What to do: Send back the entries below exactly as they appear.

Supplied material:
##############################

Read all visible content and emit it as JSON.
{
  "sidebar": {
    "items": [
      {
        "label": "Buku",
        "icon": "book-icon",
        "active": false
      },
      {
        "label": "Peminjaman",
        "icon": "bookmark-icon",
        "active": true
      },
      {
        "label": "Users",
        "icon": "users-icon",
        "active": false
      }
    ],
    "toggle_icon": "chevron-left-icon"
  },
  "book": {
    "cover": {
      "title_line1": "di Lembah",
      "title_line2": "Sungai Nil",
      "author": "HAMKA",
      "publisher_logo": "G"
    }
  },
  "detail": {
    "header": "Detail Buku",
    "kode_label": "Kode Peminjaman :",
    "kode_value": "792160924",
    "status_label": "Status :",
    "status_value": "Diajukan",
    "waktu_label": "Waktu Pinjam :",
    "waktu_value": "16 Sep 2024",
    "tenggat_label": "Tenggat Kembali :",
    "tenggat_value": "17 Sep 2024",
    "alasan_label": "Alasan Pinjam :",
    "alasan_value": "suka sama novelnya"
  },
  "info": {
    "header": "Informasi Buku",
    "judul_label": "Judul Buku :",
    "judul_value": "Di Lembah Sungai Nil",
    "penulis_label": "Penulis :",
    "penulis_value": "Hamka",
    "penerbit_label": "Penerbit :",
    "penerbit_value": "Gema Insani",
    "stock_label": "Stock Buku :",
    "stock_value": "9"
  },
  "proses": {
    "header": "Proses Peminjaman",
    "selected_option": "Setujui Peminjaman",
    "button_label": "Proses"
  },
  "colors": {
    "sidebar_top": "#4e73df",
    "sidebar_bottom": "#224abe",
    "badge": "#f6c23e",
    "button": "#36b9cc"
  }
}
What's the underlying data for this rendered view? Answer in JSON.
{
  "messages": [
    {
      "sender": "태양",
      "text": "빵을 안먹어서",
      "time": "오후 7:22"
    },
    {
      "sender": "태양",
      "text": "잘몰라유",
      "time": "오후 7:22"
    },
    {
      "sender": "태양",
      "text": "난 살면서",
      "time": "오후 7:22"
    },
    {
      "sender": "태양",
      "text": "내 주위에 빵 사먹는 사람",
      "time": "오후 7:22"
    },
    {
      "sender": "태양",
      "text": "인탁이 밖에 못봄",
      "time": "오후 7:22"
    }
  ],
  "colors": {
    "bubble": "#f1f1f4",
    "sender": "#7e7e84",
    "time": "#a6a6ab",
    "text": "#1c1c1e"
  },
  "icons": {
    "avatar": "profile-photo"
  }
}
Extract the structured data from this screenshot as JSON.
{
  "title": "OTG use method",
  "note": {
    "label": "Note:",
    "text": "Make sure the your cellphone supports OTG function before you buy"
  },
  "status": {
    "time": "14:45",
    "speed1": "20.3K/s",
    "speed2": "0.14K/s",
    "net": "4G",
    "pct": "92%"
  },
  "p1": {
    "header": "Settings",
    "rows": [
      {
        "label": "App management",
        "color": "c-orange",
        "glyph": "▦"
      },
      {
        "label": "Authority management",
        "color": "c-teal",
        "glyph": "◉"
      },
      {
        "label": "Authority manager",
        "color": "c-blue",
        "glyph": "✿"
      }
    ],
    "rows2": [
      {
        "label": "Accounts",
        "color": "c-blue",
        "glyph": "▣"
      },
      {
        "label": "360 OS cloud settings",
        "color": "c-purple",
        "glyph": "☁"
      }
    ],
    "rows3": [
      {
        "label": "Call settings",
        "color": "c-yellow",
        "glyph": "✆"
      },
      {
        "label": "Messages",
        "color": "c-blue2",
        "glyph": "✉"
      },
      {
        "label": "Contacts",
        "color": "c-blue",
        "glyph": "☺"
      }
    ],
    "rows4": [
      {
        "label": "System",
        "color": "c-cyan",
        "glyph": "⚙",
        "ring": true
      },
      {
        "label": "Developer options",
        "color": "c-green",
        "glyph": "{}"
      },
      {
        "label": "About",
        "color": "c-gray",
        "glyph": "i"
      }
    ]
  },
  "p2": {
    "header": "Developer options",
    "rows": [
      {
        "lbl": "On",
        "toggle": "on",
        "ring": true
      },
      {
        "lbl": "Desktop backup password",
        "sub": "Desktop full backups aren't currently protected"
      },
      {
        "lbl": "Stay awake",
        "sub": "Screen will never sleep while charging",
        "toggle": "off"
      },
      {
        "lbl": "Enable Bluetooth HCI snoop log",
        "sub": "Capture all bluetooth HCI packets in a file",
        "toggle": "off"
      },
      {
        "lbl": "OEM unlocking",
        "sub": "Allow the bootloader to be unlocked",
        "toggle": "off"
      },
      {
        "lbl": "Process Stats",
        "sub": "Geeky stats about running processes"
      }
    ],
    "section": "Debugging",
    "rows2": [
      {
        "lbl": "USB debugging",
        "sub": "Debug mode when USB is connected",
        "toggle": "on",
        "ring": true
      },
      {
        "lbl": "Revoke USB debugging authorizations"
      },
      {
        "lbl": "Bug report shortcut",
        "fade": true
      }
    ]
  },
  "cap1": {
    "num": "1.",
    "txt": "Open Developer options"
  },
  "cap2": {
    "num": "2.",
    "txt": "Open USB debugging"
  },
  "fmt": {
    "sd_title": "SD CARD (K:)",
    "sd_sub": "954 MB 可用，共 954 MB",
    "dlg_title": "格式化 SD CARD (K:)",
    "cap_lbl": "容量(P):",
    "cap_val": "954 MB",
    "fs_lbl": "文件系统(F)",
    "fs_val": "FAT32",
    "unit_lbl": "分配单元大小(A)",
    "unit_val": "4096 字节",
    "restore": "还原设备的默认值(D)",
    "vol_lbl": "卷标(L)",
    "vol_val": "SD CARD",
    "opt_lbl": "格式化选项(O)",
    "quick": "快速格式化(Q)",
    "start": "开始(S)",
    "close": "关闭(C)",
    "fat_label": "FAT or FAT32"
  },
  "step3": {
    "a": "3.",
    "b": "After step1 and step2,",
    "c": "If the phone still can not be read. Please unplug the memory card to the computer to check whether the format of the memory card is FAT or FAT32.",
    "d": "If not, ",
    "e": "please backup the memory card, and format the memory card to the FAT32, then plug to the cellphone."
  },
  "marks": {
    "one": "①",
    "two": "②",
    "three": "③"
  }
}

##############################

Answer to this exercise:
Read all visible content and emit it as JSON.
{
  "sidebar": {
    "items": [
      {
        "label": "Buku",
        "icon": "book-icon",
        "active": false
      },
      {
        "label": "Peminjaman",
        "icon": "bookmark-icon",
        "active": true
      },
      {
        "label": "Users",
        "icon": "users-icon",
        "active": false
      }
    ],
    "toggle_icon": "chevron-left-icon"
  },
  "book": {
    "cover": {
      "title_line1": "di Lembah",
      "title_line2": "Sungai Nil",
      "author": "HAMKA",
      "publisher_logo": "G"
    }
  },
  "detail": {
    "header": "Detail Buku",
    "kode_label": "Kode Peminjaman :",
    "kode_value": "792160924",
    "status_label": "Status :",
    "status_value": "Diajukan",
    "waktu_label": "Waktu Pinjam :",
    "waktu_value": "16 Sep 2024",
    "tenggat_label": "Tenggat Kembali :",
    "tenggat_value": "17 Sep 2024",
    "alasan_label": "Alasan Pinjam :",
    "alasan_value": "suka sama novelnya"
  },
  "info": {
    "header": "Informasi Buku",
    "judul_label": "Judul Buku :",
    "judul_value": "Di Lembah Sungai Nil",
    "penulis_label": "Penulis :",
    "penulis_value": "Hamka",
    "penerbit_label": "Penerbit :",
    "penerbit_value": "Gema Insani",
    "stock_label": "Stock Buku :",
    "stock_value": "9"
  },
  "proses": {
    "header": "Proses Peminjaman",
    "selected_option": "Setujui Peminjaman",
    "button_label": "Proses"
  },
  "colors": {
    "sidebar_top": "#4e73df",
    "sidebar_bottom": "#224abe",
    "badge": "#f6c23e",
    "button": "#36b9cc"
  }
}
What's the underlying data for this rendered view? Answer in JSON.
{
  "messages": [
    {
      "sender": "태양",
      "text": "빵을 안먹어서",
      "time": "오후 7:22"
    },
    {
      "sender": "태양",
      "text": "잘몰라유",
      "time": "오후 7:22"
    },
    {
      "sender": "태양",
      "text": "난 살면서",
      "time": "오후 7:22"
    },
    {
      "sender": "태양",
      "text": "내 주위에 빵 사먹는 사람",
      "time": "오후 7:22"
    },
    {
      "sender": "태양",
      "text": "인탁이 밖에 못봄",
      "time": "오후 7:22"
    }
  ],
  "colors": {
    "bubble": "#f1f1f4",
    "sender": "#7e7e84",
    "time": "#a6a6ab",
    "text": "#1c1c1e"
  },
  "icons": {
    "avatar": "profile-photo"
  }
}
Extract the structured data from this screenshot as JSON.
{
  "title": "OTG use method",
  "note": {
    "label": "Note:",
    "text": "Make sure the your cellphone supports OTG function before you buy"
  },
  "status": {
    "time": "14:45",
    "speed1": "20.3K/s",
    "speed2": "0.14K/s",
    "net": "4G",
    "pct": "92%"
  },
  "p1": {
    "header": "Settings",
    "rows": [
      {
        "label": "App management",
        "color": "c-orange",
        "glyph": "▦"
      },
      {
        "label": "Authority management",
        "color": "c-teal",
        "glyph": "◉"
      },
      {
        "label": "Authority manager",
        "color": "c-blue",
        "glyph": "✿"
      }
    ],
    "rows2": [
      {
        "label": "Accounts",
        "color": "c-blue",
        "glyph": "▣"
      },
      {
        "label": "360 OS cloud settings",
        "color": "c-purple",
        "glyph": "☁"
      }
    ],
    "rows3": [
      {
        "label": "Call settings",
        "color": "c-yellow",
        "glyph": "✆"
      },
      {
        "label": "Messages",
        "color": "c-blue2",
        "glyph": "✉"
      },
      {
        "label": "Contacts",
        "color": "c-blue",
        "glyph": "☺"
      }
    ],
    "rows4": [
      {
        "label": "System",
        "color": "c-cyan",
        "glyph": "⚙",
        "ring": true
      },
      {
        "label": "Developer options",
        "color": "c-green",
        "glyph": "{}"
      },
      {
        "label": "About",
        "color": "c-gray",
        "glyph": "i"
      }
    ]
  },
  "p2": {
    "header": "Developer options",
    "rows": [
      {
        "lbl": "On",
        "toggle": "on",
        "ring": true
      },
      {
        "lbl": "Desktop backup password",
        "sub": "Desktop full backups aren't currently protected"
      },
      {
        "lbl": "Stay awake",
        "sub": "Screen will never sleep while charging",
        "toggle": "off"
      },
      {
        "lbl": "Enable Bluetooth HCI snoop log",
        "sub": "Capture all bluetooth HCI packets in a file",
        "toggle": "off"
      },
      {
        "lbl": "OEM unlocking",
        "sub": "Allow the bootloader to be unlocked",
        "toggle": "off"
      },
      {
        "lbl": "Process Stats",
        "sub": "Geeky stats about running processes"
      }
    ],
    "section": "Debugging",
    "rows2": [
      {
        "lbl": "USB debugging",
        "sub": "Debug mode when USB is connected",
        "toggle": "on",
        "ring": true
      },
      {
        "lbl": "Revoke USB debugging authorizations"
      },
      {
        "lbl": "Bug report shortcut",
        "fade": true
      }
    ]
  },
  "cap1": {
    "num": "1.",
    "txt": "Open Developer options"
  },
  "cap2": {
    "num": "2.",
    "txt": "Open USB debugging"
  },
  "fmt": {
    "sd_title": "SD CARD (K:)",
    "sd_sub": "954 MB 可用，共 954 MB",
    "dlg_title": "格式化 SD CARD (K:)",
    "cap_lbl": "容量(P):",
    "cap_val": "954 MB",
    "fs_lbl": "文件系统(F)",
    "fs_val": "FAT32",
    "unit_lbl": "分配单元大小(A)",
    "unit_val": "4096 字节",
    "restore": "还原设备的默认值(D)",
    "vol_lbl": "卷标(L)",
    "vol_val": "SD CARD",
    "opt_lbl": "格式化选项(O)",
    "quick": "快速格式化(Q)",
    "start": "开始(S)",
    "close": "关闭(C)",
    "fat_label": "FAT or FAT32"
  },
  "step3": {
    "a": "3.",
    "b": "After step1 and step2,",
    "c": "If the phone still can not be read. Please unplug the memory card to the computer to check whether the format of the memory card is FAT or FAT32.",
    "d": "If not, ",
    "e": "please backup the memory card, and format the memory card to the FAT32, then plug to the cellphone."
  },
  "marks": {
    "one": "①",
    "two": "②",
    "three": "③"
  }
}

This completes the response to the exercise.